(Dataset items)
--- START ---
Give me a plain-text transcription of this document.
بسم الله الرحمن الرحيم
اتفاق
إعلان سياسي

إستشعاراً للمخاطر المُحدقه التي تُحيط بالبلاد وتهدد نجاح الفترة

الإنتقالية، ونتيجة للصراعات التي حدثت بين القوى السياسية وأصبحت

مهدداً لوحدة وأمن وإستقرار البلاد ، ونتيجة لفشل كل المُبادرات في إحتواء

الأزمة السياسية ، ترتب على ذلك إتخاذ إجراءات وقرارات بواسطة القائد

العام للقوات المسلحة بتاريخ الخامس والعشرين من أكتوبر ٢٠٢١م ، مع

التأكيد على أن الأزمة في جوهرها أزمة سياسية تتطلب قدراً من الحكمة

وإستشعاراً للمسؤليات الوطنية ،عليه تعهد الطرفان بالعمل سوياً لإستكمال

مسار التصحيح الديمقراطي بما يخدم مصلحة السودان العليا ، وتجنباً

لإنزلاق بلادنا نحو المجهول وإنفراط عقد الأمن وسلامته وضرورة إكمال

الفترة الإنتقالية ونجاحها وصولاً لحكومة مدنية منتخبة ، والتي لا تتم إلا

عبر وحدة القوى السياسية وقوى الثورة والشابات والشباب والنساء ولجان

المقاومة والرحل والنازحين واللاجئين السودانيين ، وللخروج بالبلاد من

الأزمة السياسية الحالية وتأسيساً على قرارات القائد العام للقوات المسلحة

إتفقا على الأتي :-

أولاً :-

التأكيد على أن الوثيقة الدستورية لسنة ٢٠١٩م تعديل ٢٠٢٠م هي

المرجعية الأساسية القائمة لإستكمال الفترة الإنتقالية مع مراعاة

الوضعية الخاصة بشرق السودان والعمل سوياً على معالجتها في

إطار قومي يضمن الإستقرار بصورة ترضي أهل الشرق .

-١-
--- END ---
--- START ---
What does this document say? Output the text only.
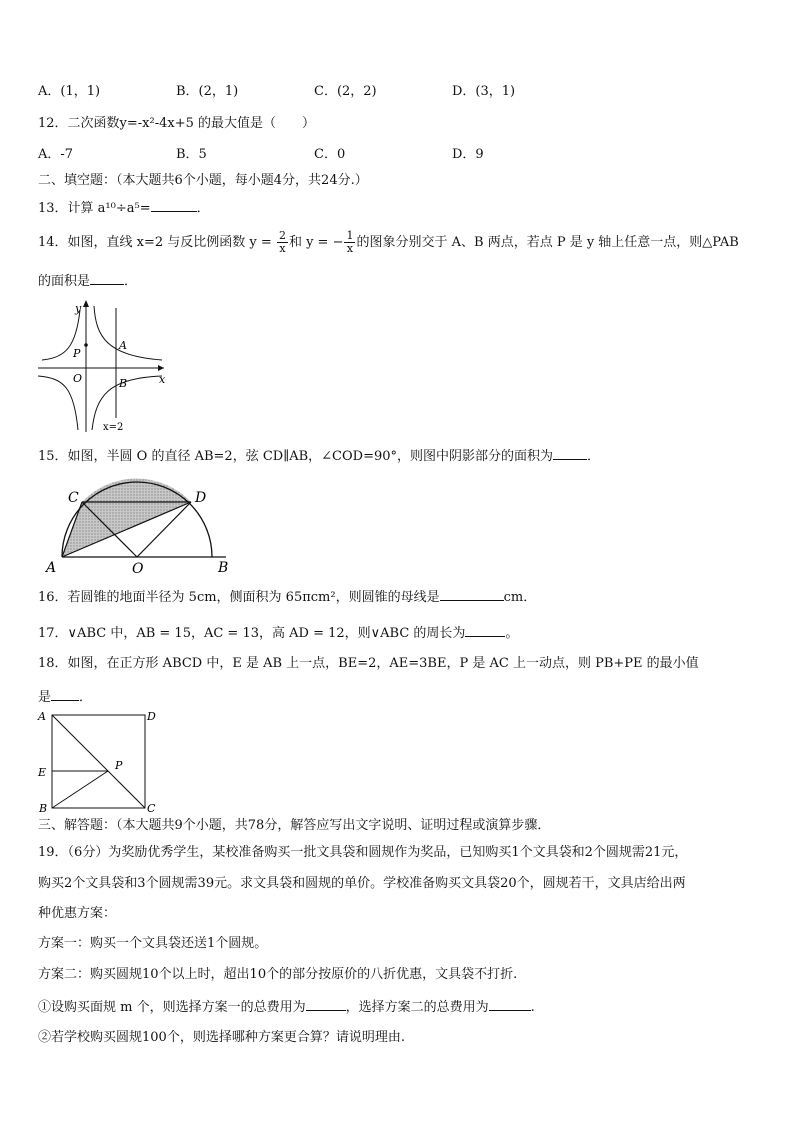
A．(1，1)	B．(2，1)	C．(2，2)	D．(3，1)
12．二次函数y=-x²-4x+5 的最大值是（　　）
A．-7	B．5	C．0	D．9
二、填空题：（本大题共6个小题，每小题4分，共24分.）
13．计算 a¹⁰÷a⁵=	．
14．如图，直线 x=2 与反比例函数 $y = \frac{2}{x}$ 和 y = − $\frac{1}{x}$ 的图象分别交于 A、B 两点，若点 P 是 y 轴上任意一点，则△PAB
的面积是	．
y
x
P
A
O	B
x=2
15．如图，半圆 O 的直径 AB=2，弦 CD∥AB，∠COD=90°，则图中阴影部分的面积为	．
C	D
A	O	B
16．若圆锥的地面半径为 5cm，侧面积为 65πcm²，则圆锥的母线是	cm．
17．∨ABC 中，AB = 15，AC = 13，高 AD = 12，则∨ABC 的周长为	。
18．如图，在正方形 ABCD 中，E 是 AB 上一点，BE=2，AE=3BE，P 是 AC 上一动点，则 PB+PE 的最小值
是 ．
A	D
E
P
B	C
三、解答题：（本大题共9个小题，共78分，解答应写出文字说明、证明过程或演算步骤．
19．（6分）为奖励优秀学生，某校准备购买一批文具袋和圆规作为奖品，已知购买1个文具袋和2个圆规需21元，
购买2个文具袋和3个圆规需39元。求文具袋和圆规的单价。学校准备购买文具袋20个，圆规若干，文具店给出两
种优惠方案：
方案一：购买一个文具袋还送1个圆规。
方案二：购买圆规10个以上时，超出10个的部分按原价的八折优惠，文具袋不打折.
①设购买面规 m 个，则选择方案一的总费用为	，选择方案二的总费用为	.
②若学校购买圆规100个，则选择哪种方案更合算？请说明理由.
--- END ---
--- START ---
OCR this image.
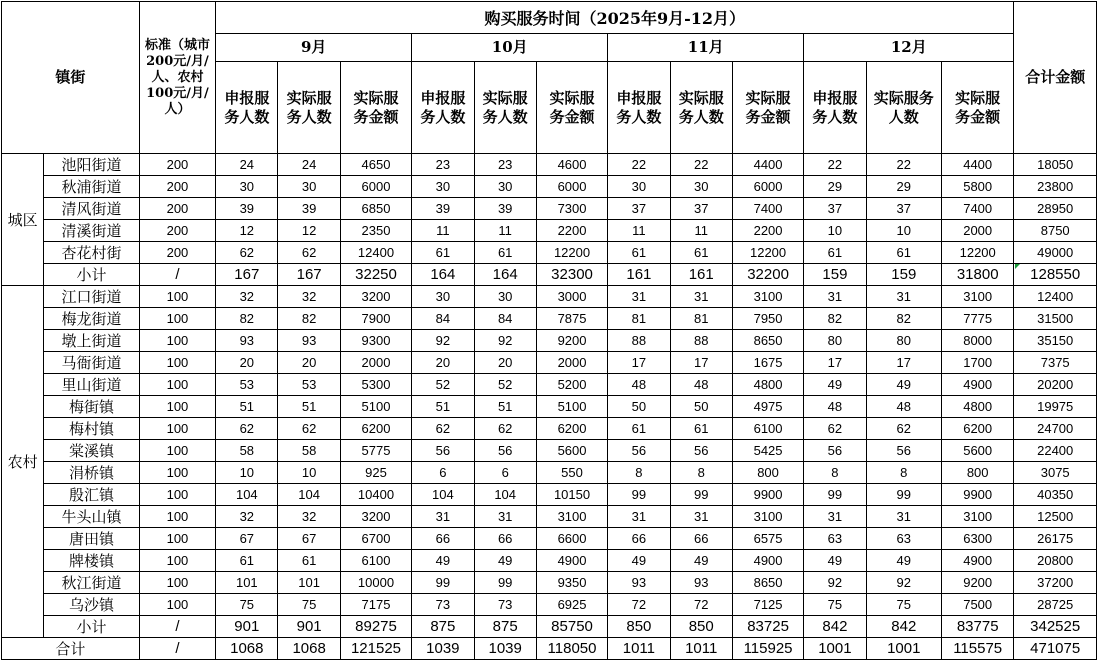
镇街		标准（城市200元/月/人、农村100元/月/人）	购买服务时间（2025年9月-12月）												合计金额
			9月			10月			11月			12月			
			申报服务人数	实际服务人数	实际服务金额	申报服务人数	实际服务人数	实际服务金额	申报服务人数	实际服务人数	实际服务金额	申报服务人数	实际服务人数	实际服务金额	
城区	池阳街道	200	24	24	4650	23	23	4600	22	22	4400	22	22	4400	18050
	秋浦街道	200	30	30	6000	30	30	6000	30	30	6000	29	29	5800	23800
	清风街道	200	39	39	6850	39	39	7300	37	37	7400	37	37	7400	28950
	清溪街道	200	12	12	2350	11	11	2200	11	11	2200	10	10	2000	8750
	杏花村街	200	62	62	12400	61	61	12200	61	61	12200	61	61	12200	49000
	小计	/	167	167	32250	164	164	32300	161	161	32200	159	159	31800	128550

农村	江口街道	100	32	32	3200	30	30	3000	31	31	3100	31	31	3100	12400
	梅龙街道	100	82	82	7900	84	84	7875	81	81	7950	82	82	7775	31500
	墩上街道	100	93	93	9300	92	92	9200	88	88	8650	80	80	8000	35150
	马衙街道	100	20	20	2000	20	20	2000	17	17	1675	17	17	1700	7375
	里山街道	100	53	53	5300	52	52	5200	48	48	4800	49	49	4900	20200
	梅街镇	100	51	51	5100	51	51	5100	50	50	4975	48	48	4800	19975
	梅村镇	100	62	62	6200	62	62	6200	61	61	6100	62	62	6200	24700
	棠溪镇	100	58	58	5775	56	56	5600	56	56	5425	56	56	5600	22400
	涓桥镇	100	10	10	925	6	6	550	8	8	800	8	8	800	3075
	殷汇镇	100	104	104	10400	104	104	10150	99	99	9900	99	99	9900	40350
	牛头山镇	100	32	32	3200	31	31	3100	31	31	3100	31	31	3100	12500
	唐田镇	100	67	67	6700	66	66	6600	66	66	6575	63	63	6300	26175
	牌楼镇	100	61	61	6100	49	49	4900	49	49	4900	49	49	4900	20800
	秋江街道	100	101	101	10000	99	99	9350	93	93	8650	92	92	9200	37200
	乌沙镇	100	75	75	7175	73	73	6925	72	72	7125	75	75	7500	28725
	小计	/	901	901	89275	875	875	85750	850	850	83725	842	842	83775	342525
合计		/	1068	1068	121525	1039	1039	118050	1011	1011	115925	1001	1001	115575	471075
--- END ---
Description of the task ▸ Among the entries above, identify all lines with "القوى" and copy them.

Exercise result ▸
الإنتقالية، ونتيجة للصراعات التي حدثت بين القوى السياسية وأصبحت
عبر وحدة القوى السياسية وقوى الثورة والشابات والشباب والنساء ولجان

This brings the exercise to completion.